(短い演習 A)
以下のリストの冒頭から「suggestion-item[interactable]: common myths」を含む行までを、その行も含めて書き直してください。その際、「merchandising」を「retailing」に置き換え、それ以外は一切変更しないでください。

第906回
日本代表選手が抱く北京の食に対する不安

毒入りギョーザ事件の後、
日本では「中国の食べ物は全て危険である」という認識が
広がっているようです。
私も日本に住んでいる友人に
「毎日、中国の食べ物食べてて大丈夫か?」と
心配してもらったことがあります。

毒入りギョーザ事件があれだけ連日のように報道されれば、
日本の人たちが「中国の食べ物には全て毒が入っている」
と感じてしまっても無理もないことなのですが、
実際にはそんなことはあり得ません。

確かに、中国の衛生状態は日本より劣りますが、
ほとんどの食べ物は安全です。
私も12年間中国に住んで
中国の食べ物を食べ続けていますが体は至って健康です。
知らないうちに体が蝕まれているんだ、
と言われれば反論はできませんが...。

ただ「中国の食べ物はほとんどが安全である」という事実は、
ニュースとしての価値はありませんので、
報道機関はニュースとしての価値がある
「中国の危険な食べ物」にだけにスポットライトを当て、
その結果、日本の人たちに
「中国の食べ物は全て危険である」という
誤った認識を与えてしまうのです。

こうした誤った認識は、
オリンピックの日本代表選手のみなさんも持っており、
多くの選手が北京の食に対して不安を持っていると聞いています。

(データセット記録)
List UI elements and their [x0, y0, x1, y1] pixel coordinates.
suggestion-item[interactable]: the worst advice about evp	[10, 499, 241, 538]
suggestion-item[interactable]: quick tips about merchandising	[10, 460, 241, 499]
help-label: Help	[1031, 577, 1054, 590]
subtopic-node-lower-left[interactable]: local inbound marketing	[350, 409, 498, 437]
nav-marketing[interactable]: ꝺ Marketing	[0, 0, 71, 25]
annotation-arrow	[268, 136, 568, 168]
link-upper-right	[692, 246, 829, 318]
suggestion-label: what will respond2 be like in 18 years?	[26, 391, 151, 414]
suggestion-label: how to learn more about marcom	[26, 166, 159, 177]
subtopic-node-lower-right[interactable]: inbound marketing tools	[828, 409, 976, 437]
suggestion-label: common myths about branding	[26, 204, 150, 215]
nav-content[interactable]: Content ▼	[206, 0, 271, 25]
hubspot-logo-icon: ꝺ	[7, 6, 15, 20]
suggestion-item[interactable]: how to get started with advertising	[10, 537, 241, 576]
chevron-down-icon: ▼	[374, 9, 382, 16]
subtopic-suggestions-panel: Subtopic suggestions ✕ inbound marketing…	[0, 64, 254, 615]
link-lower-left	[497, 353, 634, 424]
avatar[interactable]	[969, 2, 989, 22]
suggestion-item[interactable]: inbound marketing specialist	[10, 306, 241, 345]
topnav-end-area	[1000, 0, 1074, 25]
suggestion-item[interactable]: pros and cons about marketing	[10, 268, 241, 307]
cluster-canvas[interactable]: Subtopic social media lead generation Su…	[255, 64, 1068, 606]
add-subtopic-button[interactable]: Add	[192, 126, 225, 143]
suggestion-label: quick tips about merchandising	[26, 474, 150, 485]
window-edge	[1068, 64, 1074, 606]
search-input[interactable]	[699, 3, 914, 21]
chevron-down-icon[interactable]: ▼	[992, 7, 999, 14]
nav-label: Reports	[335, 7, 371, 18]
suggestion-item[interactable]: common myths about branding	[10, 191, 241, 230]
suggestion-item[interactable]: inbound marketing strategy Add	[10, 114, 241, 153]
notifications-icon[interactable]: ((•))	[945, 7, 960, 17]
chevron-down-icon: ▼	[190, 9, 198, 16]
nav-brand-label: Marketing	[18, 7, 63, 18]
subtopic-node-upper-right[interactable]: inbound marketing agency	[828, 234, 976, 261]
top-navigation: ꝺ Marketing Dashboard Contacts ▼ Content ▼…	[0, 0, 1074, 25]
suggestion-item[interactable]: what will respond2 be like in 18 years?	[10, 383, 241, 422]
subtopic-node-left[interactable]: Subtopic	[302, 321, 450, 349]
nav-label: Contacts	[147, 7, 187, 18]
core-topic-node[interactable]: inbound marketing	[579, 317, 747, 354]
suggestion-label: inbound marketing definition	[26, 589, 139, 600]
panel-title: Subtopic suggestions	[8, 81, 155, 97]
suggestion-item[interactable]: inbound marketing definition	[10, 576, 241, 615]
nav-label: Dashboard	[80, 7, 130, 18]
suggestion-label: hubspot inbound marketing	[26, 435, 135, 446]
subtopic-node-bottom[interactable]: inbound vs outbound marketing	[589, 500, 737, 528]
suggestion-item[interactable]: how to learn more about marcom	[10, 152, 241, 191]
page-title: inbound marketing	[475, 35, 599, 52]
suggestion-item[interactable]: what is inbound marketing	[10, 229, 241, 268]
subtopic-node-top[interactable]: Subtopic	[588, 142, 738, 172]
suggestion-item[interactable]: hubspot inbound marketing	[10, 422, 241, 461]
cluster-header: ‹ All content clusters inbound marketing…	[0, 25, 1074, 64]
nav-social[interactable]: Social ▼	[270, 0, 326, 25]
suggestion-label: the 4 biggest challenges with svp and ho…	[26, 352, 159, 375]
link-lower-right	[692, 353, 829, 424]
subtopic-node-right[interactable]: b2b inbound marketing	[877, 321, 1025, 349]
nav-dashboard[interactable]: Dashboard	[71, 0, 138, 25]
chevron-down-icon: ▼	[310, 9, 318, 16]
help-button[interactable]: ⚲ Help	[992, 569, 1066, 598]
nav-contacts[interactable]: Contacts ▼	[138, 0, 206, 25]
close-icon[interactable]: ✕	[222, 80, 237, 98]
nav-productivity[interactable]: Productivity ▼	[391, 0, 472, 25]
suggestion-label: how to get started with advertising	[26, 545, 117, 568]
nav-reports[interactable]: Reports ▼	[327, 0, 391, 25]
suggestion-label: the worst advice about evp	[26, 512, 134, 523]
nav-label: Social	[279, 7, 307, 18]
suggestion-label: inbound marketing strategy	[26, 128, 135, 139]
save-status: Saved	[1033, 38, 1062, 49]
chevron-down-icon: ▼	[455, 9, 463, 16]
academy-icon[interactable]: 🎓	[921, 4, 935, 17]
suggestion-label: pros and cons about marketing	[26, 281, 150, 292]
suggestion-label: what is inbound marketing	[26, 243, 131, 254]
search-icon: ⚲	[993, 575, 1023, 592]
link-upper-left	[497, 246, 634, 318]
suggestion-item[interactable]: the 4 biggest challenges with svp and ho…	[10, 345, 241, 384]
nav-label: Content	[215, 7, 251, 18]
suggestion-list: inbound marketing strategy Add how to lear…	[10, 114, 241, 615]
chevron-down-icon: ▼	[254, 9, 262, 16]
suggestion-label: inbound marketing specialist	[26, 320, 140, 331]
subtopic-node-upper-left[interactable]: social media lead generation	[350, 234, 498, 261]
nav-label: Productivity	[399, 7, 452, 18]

(短い演習 B)
次の (i)〜(iii) の各記述が上の本文と一致するかどうかを、「はい」または「いいえ」で答え、判断の根拠となる本文の語句を正確に引用してください。
(i) 筆者は中国に12年間住んでいる。
(ii) 筆者は、中国の衛生状態は日本より優れていると述べている。
(iii) 筆者によれば、「中国の食べ物はほとんどが安全である」という事実にはニュースとしての価値がある。

(解答 A)
List UI elements and their [x0, y0, x1, y1] pixel coordinates.
suggestion-item[interactable]: the worst advice about evp	[10, 499, 241, 538]
suggestion-item[interactable]: quick tips about retailing	[10, 460, 241, 499]
help-label: Help	[1031, 577, 1054, 590]
subtopic-node-lower-left[interactable]: local inbound marketing	[350, 409, 498, 437]
nav-marketing[interactable]: ꝺ Marketing	[0, 0, 71, 25]
annotation-arrow	[268, 136, 568, 168]
link-upper-right	[692, 246, 829, 318]
suggestion-label: what will respond2 be like in 18 years?	[26, 391, 151, 414]
suggestion-label: how to learn more about marcom	[26, 166, 159, 177]
subtopic-node-lower-right[interactable]: inbound marketing tools	[828, 409, 976, 437]
suggestion-label: common myths about branding	[26, 204, 150, 215]
nav-content[interactable]: Content ▼	[206, 0, 271, 25]
hubspot-logo-icon: ꝺ	[7, 6, 15, 20]
suggestion-item[interactable]: how to get started with advertising	[10, 537, 241, 576]
chevron-down-icon: ▼	[374, 9, 382, 16]
subtopic-suggestions-panel: Subtopic suggestions ✕ inbound marketing…	[0, 64, 254, 615]
link-lower-left	[497, 353, 634, 424]
avatar[interactable]	[969, 2, 989, 22]
suggestion-item[interactable]: inbound marketing specialist	[10, 306, 241, 345]
topnav-end-area	[1000, 0, 1074, 25]
suggestion-item[interactable]: pros and cons about marketing	[10, 268, 241, 307]
cluster-canvas[interactable]: Subtopic social media lead generation Su…	[255, 64, 1068, 606]
add-subtopic-button[interactable]: Add	[192, 126, 225, 143]
suggestion-label: quick tips about retailing	[26, 474, 150, 485]
window-edge	[1068, 64, 1074, 606]
search-input[interactable]	[699, 3, 914, 21]
chevron-down-icon[interactable]: ▼	[992, 7, 999, 14]
nav-label: Reports	[335, 7, 371, 18]
suggestion-item[interactable]: common myths about branding	[10, 191, 241, 230]

(解答 B)
(i) はい。「私も12年間中国に住んで」
(ii) いいえ。「確かに、中国の衛生状態は日本より劣りますが」
(iii) いいえ。「ニュースとしての価値はありませんので」